** start **
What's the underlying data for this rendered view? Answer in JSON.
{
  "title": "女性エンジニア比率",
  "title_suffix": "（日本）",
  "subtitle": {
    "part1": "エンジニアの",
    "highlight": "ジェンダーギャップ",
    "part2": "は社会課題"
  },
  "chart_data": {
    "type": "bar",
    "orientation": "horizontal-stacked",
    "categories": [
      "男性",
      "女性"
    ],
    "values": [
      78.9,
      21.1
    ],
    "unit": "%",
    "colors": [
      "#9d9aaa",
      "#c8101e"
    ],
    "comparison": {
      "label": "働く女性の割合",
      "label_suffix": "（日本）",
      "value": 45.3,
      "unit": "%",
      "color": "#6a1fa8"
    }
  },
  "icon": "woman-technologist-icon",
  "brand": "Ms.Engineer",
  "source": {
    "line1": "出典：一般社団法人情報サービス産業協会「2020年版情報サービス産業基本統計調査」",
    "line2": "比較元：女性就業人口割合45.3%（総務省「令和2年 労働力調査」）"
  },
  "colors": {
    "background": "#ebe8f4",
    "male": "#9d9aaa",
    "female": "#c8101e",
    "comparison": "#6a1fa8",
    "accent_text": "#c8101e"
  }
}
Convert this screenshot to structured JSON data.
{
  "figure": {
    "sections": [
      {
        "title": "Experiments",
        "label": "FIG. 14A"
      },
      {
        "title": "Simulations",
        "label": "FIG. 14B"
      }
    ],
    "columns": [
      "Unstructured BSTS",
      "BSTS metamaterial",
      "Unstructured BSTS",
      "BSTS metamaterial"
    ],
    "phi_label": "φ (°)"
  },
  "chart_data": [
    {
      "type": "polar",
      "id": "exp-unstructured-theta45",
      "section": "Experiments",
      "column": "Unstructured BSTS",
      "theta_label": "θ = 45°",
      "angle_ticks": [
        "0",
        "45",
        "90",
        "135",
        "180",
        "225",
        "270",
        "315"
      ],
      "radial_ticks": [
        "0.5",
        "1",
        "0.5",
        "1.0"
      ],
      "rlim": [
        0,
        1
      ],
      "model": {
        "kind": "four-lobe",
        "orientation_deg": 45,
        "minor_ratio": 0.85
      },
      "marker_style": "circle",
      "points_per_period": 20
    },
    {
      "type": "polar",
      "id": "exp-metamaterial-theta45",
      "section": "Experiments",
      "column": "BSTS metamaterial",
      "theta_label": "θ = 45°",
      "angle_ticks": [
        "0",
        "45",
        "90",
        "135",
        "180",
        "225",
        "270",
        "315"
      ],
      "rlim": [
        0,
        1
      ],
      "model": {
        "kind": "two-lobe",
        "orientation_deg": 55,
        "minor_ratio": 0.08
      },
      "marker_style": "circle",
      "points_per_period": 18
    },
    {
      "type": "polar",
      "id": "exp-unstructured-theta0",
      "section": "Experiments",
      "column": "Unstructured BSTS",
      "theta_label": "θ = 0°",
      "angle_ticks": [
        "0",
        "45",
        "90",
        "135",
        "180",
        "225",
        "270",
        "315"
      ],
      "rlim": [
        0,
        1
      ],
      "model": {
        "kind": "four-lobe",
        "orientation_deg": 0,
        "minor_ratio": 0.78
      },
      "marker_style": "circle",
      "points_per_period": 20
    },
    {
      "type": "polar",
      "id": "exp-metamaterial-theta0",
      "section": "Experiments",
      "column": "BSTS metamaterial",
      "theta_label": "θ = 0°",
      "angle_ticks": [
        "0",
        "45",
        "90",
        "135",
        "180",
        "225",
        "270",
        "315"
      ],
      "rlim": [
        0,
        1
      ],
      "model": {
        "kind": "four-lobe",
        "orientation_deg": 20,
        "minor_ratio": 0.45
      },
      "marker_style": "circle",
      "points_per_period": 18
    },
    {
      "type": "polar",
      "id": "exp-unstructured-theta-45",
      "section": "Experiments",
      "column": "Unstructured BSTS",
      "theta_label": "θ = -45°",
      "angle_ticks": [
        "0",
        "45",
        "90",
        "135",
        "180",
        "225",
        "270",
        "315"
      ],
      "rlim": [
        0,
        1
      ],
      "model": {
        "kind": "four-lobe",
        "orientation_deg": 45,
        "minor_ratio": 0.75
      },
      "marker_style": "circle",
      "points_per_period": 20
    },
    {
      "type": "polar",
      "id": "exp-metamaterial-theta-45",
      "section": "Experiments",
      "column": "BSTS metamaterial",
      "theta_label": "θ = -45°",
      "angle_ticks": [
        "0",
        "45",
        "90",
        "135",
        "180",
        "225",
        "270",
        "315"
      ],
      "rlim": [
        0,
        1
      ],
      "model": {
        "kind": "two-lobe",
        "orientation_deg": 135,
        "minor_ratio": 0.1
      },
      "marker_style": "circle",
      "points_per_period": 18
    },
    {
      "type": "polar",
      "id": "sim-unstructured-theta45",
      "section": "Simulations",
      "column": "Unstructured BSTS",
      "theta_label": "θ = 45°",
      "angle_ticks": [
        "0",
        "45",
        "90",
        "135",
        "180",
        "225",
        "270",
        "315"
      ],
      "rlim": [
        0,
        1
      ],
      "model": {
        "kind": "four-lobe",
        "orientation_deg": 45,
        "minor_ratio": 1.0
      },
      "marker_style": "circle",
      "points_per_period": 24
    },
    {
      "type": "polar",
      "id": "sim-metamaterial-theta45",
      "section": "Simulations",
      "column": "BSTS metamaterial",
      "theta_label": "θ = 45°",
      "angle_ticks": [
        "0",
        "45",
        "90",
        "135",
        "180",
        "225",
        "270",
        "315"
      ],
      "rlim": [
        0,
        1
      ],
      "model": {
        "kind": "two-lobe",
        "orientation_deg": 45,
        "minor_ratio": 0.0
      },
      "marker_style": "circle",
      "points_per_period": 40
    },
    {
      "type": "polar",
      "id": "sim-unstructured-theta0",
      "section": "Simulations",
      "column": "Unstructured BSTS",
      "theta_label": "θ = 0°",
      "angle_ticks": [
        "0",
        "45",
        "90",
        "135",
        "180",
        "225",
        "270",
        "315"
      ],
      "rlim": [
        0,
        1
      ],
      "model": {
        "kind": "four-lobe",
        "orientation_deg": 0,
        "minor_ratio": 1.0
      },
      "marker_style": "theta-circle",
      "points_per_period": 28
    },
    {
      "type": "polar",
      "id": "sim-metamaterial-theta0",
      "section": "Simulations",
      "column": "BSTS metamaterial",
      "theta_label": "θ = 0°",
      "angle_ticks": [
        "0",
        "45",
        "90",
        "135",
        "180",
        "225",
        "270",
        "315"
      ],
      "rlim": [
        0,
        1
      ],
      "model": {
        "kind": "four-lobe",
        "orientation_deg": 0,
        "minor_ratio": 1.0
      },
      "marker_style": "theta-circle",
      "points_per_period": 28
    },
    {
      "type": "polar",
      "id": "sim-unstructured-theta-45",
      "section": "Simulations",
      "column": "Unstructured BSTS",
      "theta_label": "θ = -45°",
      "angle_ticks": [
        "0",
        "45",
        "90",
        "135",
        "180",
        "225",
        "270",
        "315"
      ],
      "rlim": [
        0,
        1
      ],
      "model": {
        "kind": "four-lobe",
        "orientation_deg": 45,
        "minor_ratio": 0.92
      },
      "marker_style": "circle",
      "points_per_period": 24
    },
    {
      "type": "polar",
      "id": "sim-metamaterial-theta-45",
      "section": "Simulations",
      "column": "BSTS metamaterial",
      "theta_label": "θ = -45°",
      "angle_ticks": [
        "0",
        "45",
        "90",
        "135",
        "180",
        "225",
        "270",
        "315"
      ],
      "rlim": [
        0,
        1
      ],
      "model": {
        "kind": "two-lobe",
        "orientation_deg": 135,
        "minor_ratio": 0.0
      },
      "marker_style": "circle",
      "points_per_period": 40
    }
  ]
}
** end **
• **Exercise brief**
Exactly reproduce all of the entries.

• **Result of this task**
What's the underlying data for this rendered view? Answer in JSON.
{
  "title": "女性エンジニア比率",
  "title_suffix": "（日本）",
  "subtitle": {
    "part1": "エンジニアの",
    "highlight": "ジェンダーギャップ",
    "part2": "は社会課題"
  },
  "chart_data": {
    "type": "bar",
    "orientation": "horizontal-stacked",
    "categories": [
      "男性",
      "女性"
    ],
    "values": [
      78.9,
      21.1
    ],
    "unit": "%",
    "colors": [
      "#9d9aaa",
      "#c8101e"
    ],
    "comparison": {
      "label": "働く女性の割合",
      "label_suffix": "（日本）",
      "value": 45.3,
      "unit": "%",
      "color": "#6a1fa8"
    }
  },
  "icon": "woman-technologist-icon",
  "brand": "Ms.Engineer",
  "source": {
    "line1": "出典：一般社団法人情報サービス産業協会「2020年版情報サービス産業基本統計調査」",
    "line2": "比較元：女性就業人口割合45.3%（総務省「令和2年 労働力調査」）"
  },
  "colors": {
    "background": "#ebe8f4",
    "male": "#9d9aaa",
    "female": "#c8101e",
    "comparison": "#6a1fa8",
    "accent_text": "#c8101e"
  }
}
Convert this screenshot to structured JSON data.
{
  "figure": {
    "sections": [
      {
        "title": "Experiments",
        "label": "FIG. 14A"
      },
      {
        "title": "Simulations",
        "label": "FIG. 14B"
      }
    ],
    "columns": [
      "Unstructured BSTS",
      "BSTS metamaterial",
      "Unstructured BSTS",
      "BSTS metamaterial"
    ],
    "phi_label": "φ (°)"
  },
  "chart_data": [
    {
      "type": "polar",
      "id": "exp-unstructured-theta45",
      "section": "Experiments",
      "column": "Unstructured BSTS",
      "theta_label": "θ = 45°",
      "angle_ticks": [
        "0",
        "45",
        "90",
        "135",
        "180",
        "225",
        "270",
        "315"
      ],
      "radial_ticks": [
        "0.5",
        "1",
        "0.5",
        "1.0"
      ],
      "rlim": [
        0,
        1
      ],
      "model": {
        "kind": "four-lobe",
        "orientation_deg": 45,
        "minor_ratio": 0.85
      },
      "marker_style": "circle",
      "points_per_period": 20
    },
    {
      "type": "polar",
      "id": "exp-metamaterial-theta45",
      "section": "Experiments",
      "column": "BSTS metamaterial",
      "theta_label": "θ = 45°",
      "angle_ticks": [
        "0",
        "45",
        "90",
        "135",
        "180",
        "225",
        "270",
        "315"
      ],
      "rlim": [
        0,
        1
      ],
      "model": {
        "kind": "two-lobe",
        "orientation_deg": 55,
        "minor_ratio": 0.08
      },
      "marker_style": "circle",
      "points_per_period": 18
    },
    {
      "type": "polar",
      "id": "exp-unstructured-theta0",
      "section": "Experiments",
      "column": "Unstructured BSTS",
      "theta_label": "θ = 0°",
      "angle_ticks": [
        "0",
        "45",
        "90",
        "135",
        "180",
        "225",
        "270",
        "315"
      ],
      "rlim": [
        0,
        1
      ],
      "model": {
        "kind": "four-lobe",
        "orientation_deg": 0,
        "minor_ratio": 0.78
      },
      "marker_style": "circle",
      "points_per_period": 20
    },
    {
      "type": "polar",
      "id": "exp-metamaterial-theta0",
      "section": "Experiments",
      "column": "BSTS metamaterial",
      "theta_label": "θ = 0°",
      "angle_ticks": [
        "0",
        "45",
        "90",
        "135",
        "180",
        "225",
        "270",
        "315"
      ],
      "rlim": [
        0,
        1
      ],
      "model": {
        "kind": "four-lobe",
        "orientation_deg": 20,
        "minor_ratio": 0.45
      },
      "marker_style": "circle",
      "points_per_period": 18
    },
    {
      "type": "polar",
      "id": "exp-unstructured-theta-45",
      "section": "Experiments",
      "column": "Unstructured BSTS",
      "theta_label": "θ = -45°",
      "angle_ticks": [
        "0",
        "45",
        "90",
        "135",
        "180",
        "225",
        "270",
        "315"
      ],
      "rlim": [
        0,
        1
      ],
      "model": {
        "kind": "four-lobe",
        "orientation_deg": 45,
        "minor_ratio": 0.75
      },
      "marker_style": "circle",
      "points_per_period": 20
    },
    {
      "type": "polar",
      "id": "exp-metamaterial-theta-45",
      "section": "Experiments",
      "column": "BSTS metamaterial",
      "theta_label": "θ = -45°",
      "angle_ticks": [
        "0",
        "45",
        "90",
        "135",
        "180",
        "225",
        "270",
        "315"
      ],
      "rlim": [
        0,
        1
      ],
      "model": {
        "kind": "two-lobe",
        "orientation_deg": 135,
        "minor_ratio": 0.1
      },
      "marker_style": "circle",
      "points_per_period": 18
    },
    {
      "type": "polar",
      "id": "sim-unstructured-theta45",
      "section": "Simulations",
      "column": "Unstructured BSTS",
      "theta_label": "θ = 45°",
      "angle_ticks": [
        "0",
        "45",
        "90",
        "135",
        "180",
        "225",
        "270",
        "315"
      ],
      "rlim": [
        0,
        1
      ],
      "model": {
        "kind": "four-lobe",
        "orientation_deg": 45,
        "minor_ratio": 1.0
      },
      "marker_style": "circle",
      "points_per_period": 24
    },
    {
      "type": "polar",
      "id": "sim-metamaterial-theta45",
      "section": "Simulations",
      "column": "BSTS metamaterial",
      "theta_label": "θ = 45°",
      "angle_ticks": [
        "0",
        "45",
        "90",
        "135",
        "180",
        "225",
        "270",
        "315"
      ],
      "rlim": [
        0,
        1
      ],
      "model": {
        "kind": "two-lobe",
        "orientation_deg": 45,
        "minor_ratio": 0.0
      },
      "marker_style": "circle",
      "points_per_period": 40
    },
    {
      "type": "polar",
      "id": "sim-unstructured-theta0",
      "section": "Simulations",
      "column": "Unstructured BSTS",
      "theta_label": "θ = 0°",
      "angle_ticks": [
        "0",
        "45",
        "90",
        "135",
        "180",
        "225",
        "270",
        "315"
      ],
      "rlim": [
        0,
        1
      ],
      "model": {
        "kind": "four-lobe",
        "orientation_deg": 0,
        "minor_ratio": 1.0
      },
      "marker_style": "theta-circle",
      "points_per_period": 28
    },
    {
      "type": "polar",
      "id": "sim-metamaterial-theta0",
      "section": "Simulations",
      "column": "BSTS metamaterial",
      "theta_label": "θ = 0°",
      "angle_ticks": [
        "0",
        "45",
        "90",
        "135",
        "180",
        "225",
        "270",
        "315"
      ],
      "rlim": [
        0,
        1
      ],
      "model": {
        "kind": "four-lobe",
        "orientation_deg": 0,
        "minor_ratio": 1.0
      },
      "marker_style": "theta-circle",
      "points_per_period": 28
    },
    {
      "type": "polar",
      "id": "sim-unstructured-theta-45",
      "section": "Simulations",
      "column": "Unstructured BSTS",
      "theta_label": "θ = -45°",
      "angle_ticks": [
        "0",
        "45",
        "90",
        "135",
        "180",
        "225",
        "270",
        "315"
      ],
      "rlim": [
        0,
        1
      ],
      "model": {
        "kind": "four-lobe",
        "orientation_deg": 45,
        "minor_ratio": 0.92
      },
      "marker_style": "circle",
      "points_per_period": 24
    },
    {
      "type": "polar",
      "id": "sim-metamaterial-theta-45",
      "section": "Simulations",
      "column": "BSTS metamaterial",
      "theta_label": "θ = -45°",
      "angle_ticks": [
        "0",
        "45",
        "90",
        "135",
        "180",
        "225",
        "270",
        "315"
      ],
      "rlim": [
        0,
        1
      ],
      "model": {
        "kind": "two-lobe",
        "orientation_deg": 135,
        "minor_ratio": 0.0
      },
      "marker_style": "circle",
      "points_per_period": 40
    }
  ]
}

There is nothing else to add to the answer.